• [The exercise]: Gather all lines in the data that hold the string "xlabel".

• [Exercise input]:
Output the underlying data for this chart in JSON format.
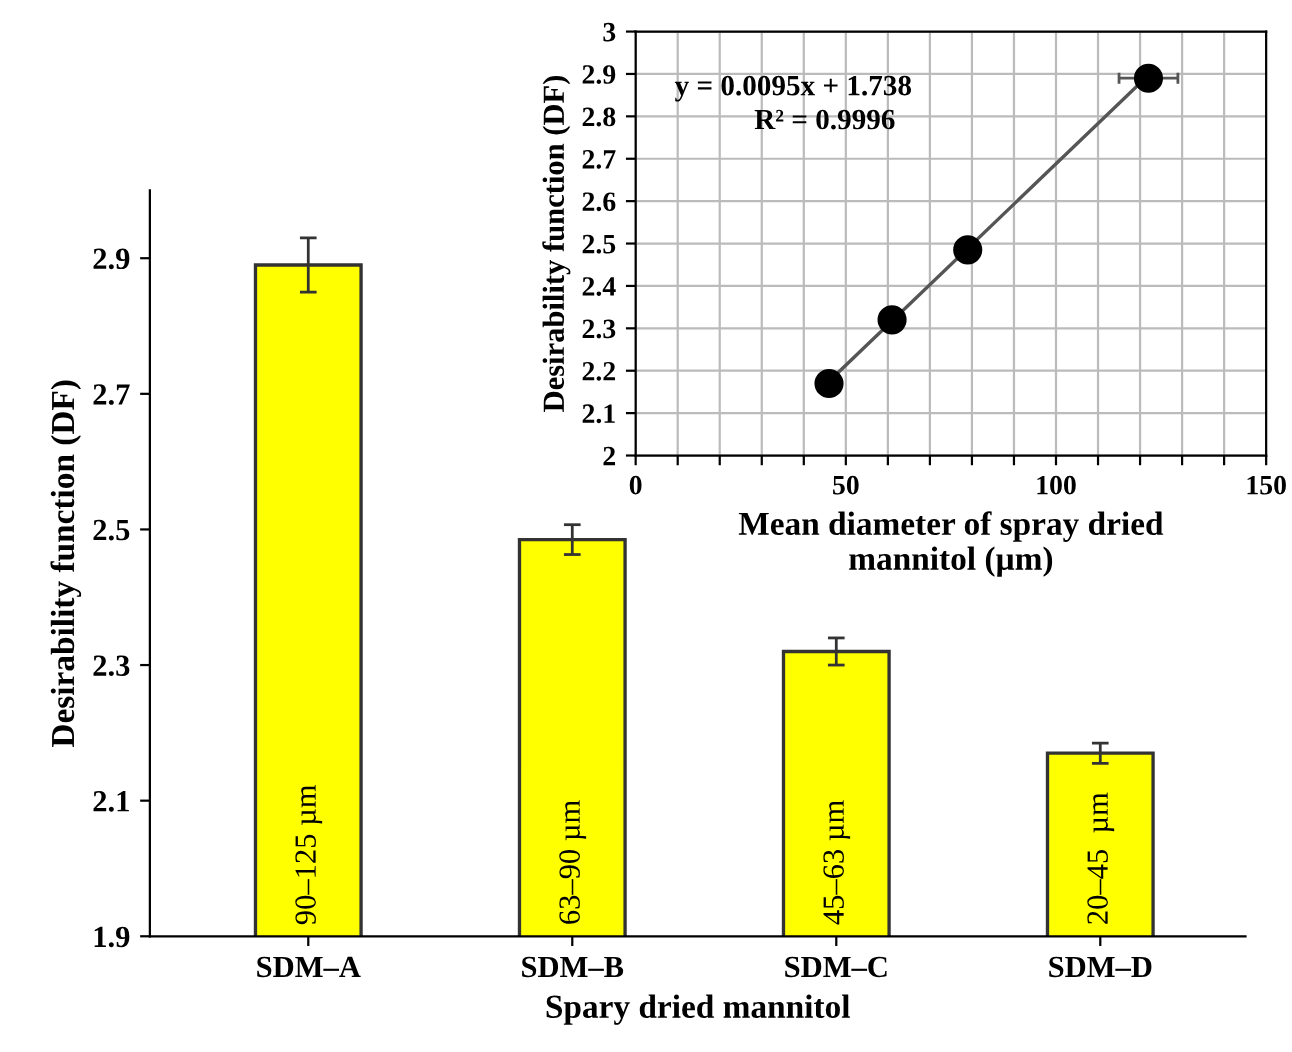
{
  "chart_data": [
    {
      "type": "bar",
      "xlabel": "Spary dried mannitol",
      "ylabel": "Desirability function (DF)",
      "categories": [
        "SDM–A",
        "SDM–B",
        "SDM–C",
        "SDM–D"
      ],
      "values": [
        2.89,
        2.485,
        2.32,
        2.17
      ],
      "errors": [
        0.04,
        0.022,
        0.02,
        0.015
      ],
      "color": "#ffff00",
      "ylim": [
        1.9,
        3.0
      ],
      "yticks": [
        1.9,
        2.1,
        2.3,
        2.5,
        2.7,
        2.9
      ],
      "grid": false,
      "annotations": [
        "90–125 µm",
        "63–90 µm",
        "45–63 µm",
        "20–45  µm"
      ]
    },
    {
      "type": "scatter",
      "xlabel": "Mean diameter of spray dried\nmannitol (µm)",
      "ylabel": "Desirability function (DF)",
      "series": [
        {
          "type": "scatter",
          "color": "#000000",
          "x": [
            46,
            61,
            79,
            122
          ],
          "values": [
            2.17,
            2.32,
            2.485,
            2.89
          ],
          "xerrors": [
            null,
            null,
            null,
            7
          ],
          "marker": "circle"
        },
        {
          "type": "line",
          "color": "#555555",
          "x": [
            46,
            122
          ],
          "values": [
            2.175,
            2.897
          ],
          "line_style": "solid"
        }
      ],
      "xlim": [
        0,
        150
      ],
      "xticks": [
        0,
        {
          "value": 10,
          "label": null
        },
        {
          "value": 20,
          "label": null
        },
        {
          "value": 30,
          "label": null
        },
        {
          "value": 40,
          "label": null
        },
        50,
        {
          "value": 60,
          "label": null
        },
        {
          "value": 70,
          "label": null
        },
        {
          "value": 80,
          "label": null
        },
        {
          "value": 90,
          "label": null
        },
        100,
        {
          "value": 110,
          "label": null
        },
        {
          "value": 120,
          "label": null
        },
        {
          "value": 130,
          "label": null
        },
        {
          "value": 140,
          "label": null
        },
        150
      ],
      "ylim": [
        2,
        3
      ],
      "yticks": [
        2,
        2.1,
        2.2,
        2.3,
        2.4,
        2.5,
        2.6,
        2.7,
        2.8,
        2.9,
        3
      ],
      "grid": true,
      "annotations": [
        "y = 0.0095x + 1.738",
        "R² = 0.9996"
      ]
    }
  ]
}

• [Answer to this problem]:
      "xlabel": "Spary dried mannitol",
      "xlabel": "Mean diameter of spray dried\nmannitol (µm)",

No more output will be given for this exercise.